(Stored data entries)
** Begin **

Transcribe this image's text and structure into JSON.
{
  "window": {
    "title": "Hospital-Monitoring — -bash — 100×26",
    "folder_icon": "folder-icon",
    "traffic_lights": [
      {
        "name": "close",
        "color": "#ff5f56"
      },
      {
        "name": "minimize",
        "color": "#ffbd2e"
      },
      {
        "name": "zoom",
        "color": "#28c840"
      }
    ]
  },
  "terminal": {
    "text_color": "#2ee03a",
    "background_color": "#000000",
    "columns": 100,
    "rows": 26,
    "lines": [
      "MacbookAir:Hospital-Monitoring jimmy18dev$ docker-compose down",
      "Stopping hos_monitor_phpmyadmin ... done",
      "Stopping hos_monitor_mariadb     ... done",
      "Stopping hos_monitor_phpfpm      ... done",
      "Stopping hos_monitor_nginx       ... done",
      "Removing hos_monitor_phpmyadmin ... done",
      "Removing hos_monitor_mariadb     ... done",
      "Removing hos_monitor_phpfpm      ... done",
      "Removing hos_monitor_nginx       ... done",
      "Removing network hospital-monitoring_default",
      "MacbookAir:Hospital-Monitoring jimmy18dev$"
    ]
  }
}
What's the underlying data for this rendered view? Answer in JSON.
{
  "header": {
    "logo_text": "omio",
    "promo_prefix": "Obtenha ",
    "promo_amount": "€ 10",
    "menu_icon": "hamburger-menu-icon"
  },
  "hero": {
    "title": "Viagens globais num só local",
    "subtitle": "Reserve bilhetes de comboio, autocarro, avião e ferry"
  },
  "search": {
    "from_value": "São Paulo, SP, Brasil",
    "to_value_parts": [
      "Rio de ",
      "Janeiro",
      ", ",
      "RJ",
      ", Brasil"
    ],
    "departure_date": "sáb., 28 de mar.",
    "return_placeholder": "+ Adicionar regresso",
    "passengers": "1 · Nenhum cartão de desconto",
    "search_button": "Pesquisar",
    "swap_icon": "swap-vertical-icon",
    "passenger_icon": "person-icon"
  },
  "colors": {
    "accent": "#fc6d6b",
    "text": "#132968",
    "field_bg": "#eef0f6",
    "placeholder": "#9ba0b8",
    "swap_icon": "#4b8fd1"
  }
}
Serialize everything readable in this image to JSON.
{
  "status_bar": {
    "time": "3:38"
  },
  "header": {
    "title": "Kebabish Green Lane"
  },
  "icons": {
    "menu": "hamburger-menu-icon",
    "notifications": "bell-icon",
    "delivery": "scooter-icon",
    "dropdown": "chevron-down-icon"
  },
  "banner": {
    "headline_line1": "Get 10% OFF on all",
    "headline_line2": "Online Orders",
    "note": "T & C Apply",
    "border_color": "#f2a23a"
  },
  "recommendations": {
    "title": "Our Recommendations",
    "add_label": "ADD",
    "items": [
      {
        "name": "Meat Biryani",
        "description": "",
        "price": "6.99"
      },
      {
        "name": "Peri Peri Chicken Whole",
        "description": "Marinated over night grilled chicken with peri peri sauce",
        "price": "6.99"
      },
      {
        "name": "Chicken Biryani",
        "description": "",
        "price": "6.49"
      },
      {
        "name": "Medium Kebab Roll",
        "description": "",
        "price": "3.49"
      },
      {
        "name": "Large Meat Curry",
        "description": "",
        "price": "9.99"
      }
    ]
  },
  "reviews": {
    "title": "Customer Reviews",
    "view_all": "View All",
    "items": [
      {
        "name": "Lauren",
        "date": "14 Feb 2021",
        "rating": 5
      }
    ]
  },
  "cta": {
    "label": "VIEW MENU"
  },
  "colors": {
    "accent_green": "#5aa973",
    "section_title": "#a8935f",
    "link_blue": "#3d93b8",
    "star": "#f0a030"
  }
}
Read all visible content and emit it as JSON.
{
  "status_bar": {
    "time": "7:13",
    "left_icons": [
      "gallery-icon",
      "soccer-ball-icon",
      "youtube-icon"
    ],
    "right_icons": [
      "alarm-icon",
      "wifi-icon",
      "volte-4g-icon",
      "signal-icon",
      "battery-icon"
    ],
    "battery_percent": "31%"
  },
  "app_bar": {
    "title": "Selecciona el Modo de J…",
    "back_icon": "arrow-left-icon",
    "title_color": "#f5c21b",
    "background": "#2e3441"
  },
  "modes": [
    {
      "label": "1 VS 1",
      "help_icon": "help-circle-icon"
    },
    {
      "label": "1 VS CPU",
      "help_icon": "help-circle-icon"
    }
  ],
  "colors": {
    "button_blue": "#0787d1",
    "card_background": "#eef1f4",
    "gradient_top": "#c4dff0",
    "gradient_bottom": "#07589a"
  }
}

** End **

--- WHAT TO WORK ON ---
Wherever a line in the data above holds "Meat", copy that line.

--- SOLUTION TO THIS TASK ---
        "name": "Meat Biryani",
        "name": "Large Meat Curry",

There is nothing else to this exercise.